Data to use:
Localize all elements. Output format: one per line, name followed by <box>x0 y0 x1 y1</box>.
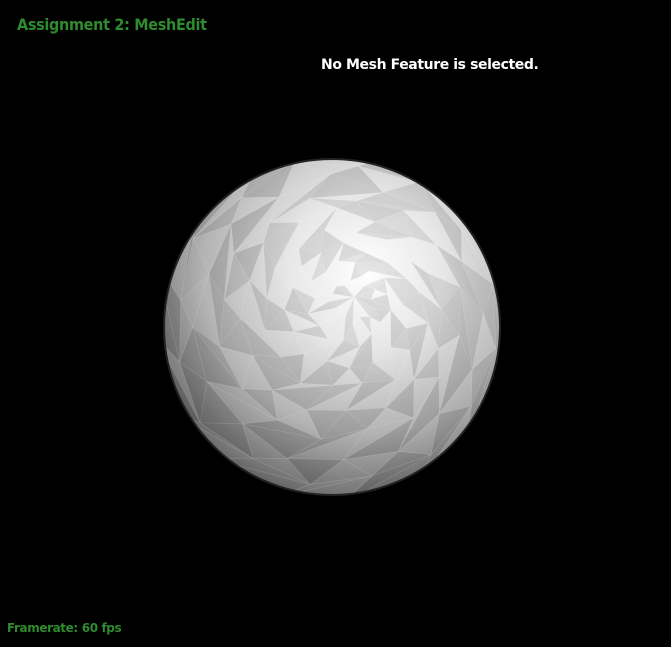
app-title: Assignment 2: MeshEdit <box>17 15 207 34</box>
mesh-viewport[interactable]: Assignment 2: MeshEdit No Mesh Feature i… <box>0 0 671 647</box>
selection-status-text: No Mesh Feature is selected. <box>321 57 539 73</box>
framerate-value: 60 fps <box>81 621 122 635</box>
framerate-readout: Framerate: 60 fps <box>7 621 122 635</box>
mesh-canvas[interactable] <box>0 0 671 647</box>
sphere-mesh[interactable] <box>155 145 519 505</box>
mesh-facets <box>164 159 500 495</box>
framerate-label: Framerate: <box>7 621 78 635</box>
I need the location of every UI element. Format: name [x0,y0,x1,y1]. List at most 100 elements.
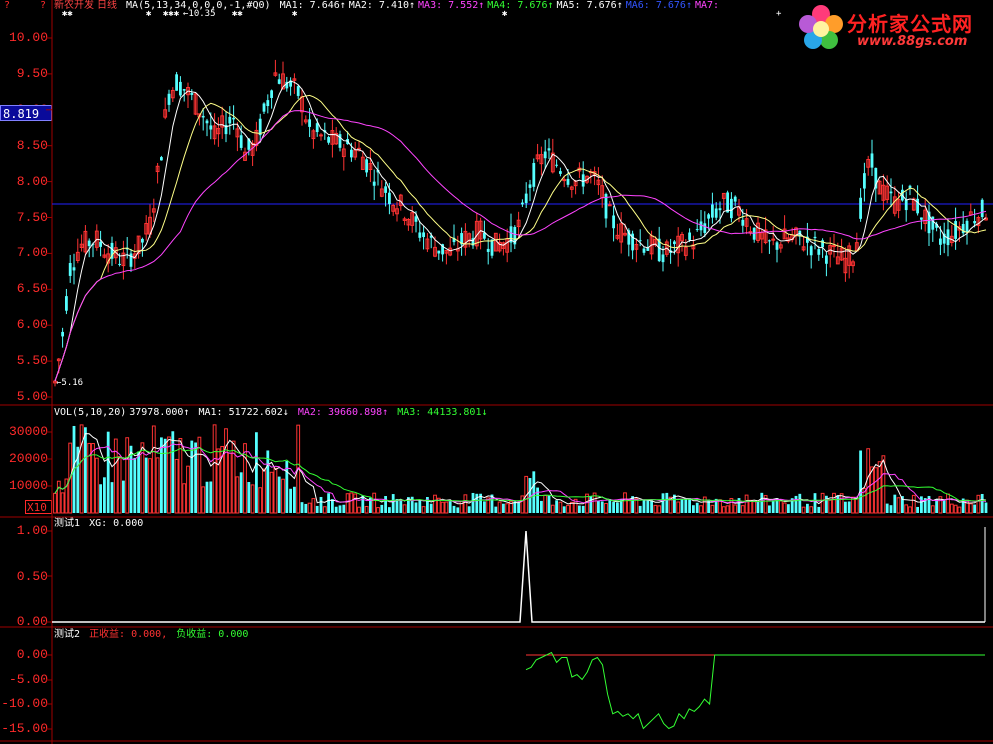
volume-bar-down [429,503,433,513]
candle-down [262,103,266,112]
volume-bar-down [334,506,338,513]
candle-down [372,181,376,186]
candle-down [939,238,942,245]
candle-down [99,241,102,247]
candle-down [752,227,756,240]
candle-down [418,232,422,238]
volume-bar-up [949,503,954,514]
volume-bar-up [634,498,639,514]
volume-bar-up [809,506,814,514]
volume-bar-down [756,501,760,513]
volume-bar-up [60,492,65,514]
volume-bar-down [885,503,889,513]
volume-bar-down [859,450,862,513]
volume-bar-up [778,500,783,514]
volume-bar-down [137,451,140,513]
volume-bar-up [604,502,608,514]
volume-bar-up [224,428,228,514]
candle-down [72,267,76,271]
candle-down [232,117,235,120]
candle-down [973,221,976,224]
volume-bar-up [854,498,859,514]
candle-down [809,246,813,256]
candle-down [661,254,665,263]
volume-bar-down [536,487,539,513]
chart-canvas[interactable] [0,0,993,744]
volume-bar-down [163,438,167,513]
candle-down [980,199,984,218]
volume-bar-down [642,499,646,513]
candle-down [768,240,771,242]
volume-bar-down [813,493,817,513]
volume-bar-down [806,503,809,513]
volume-bar-up [440,501,445,514]
volume-bar-up [550,504,555,514]
candle-down [612,215,615,229]
volume-bar-up [733,504,738,514]
volume-bar-down [847,501,851,513]
volume-bar-up [167,436,171,514]
candle-down [954,221,957,239]
volume-bar-down [327,493,330,513]
candle-up [832,245,836,248]
candle-down [118,263,121,265]
volume-bar-down [528,478,532,513]
volume-bar-down [612,502,615,513]
candle-down [741,219,745,226]
volume-bar-up [904,504,909,514]
volume-bar-down [935,499,938,513]
volume-bar-up [182,483,187,514]
volume-bar-down [399,500,403,513]
candle-down [209,125,213,130]
candle-down [61,331,64,337]
volume-bar-down [106,431,110,513]
volume-bar-up [307,502,312,514]
stock-chart-window: ? ? 新农开发 日线 MA(5,13,34,0,0,0,-1,#Q0) MA1:… [0,0,993,744]
candle-down [775,242,779,250]
volume-bar-up [353,493,358,514]
volume-bar-down [300,502,304,513]
candle-down [160,157,163,161]
candle-down [258,118,262,136]
volume-bar-up [117,456,122,514]
volume-bar-down [980,493,984,513]
volume-bar-down [844,501,847,513]
candle-down [190,92,194,95]
candle-down [813,236,817,239]
volume-bar-up [828,499,833,514]
candle-down [277,79,281,84]
volume-bar-down [380,504,384,513]
volume-bar-down [452,505,456,513]
volume-bar-up [744,494,749,514]
volume-bar-up [908,506,912,514]
ma34-line [54,110,987,382]
volume-bar-up [262,468,266,514]
volume-bar-up [782,502,787,514]
volume-bar-down [84,427,87,513]
candle-down [695,229,699,231]
volume-bar-down [646,499,650,513]
volume-bar-up [250,484,255,514]
candle-down [638,240,642,242]
candle-up [607,204,612,207]
volume-bar-down [760,492,764,513]
volume-bar-up [965,499,969,514]
volume-bar-up [463,494,468,514]
candle-down [718,208,722,211]
volume-bar-down [650,500,653,513]
volume-bar-down [319,496,323,513]
candle-down [521,202,524,205]
candle-down [239,135,243,148]
volume-bar-down [194,442,197,513]
volume-bar-down [578,505,581,513]
volume-bar-up [212,424,217,514]
ma13-line [54,94,987,382]
volume-bar-up [155,457,160,514]
candle-down [889,191,893,194]
candle-down [821,240,824,248]
volume-bar-down [190,440,194,513]
volume-bar-up [364,505,369,514]
candle-down [524,193,528,204]
volume-bar-up [953,504,958,514]
candle-down [182,89,186,91]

Task statement:
Pull out every line of the items above that contains the word "elements". Case matters.

In response:
Localize all elements. Output format: one per line, name followed by <box>x0 y0 x1 y1</box>.
I need the location of every UI element. Format: name [x0,y0,x1,y1]. List at most 100 elements.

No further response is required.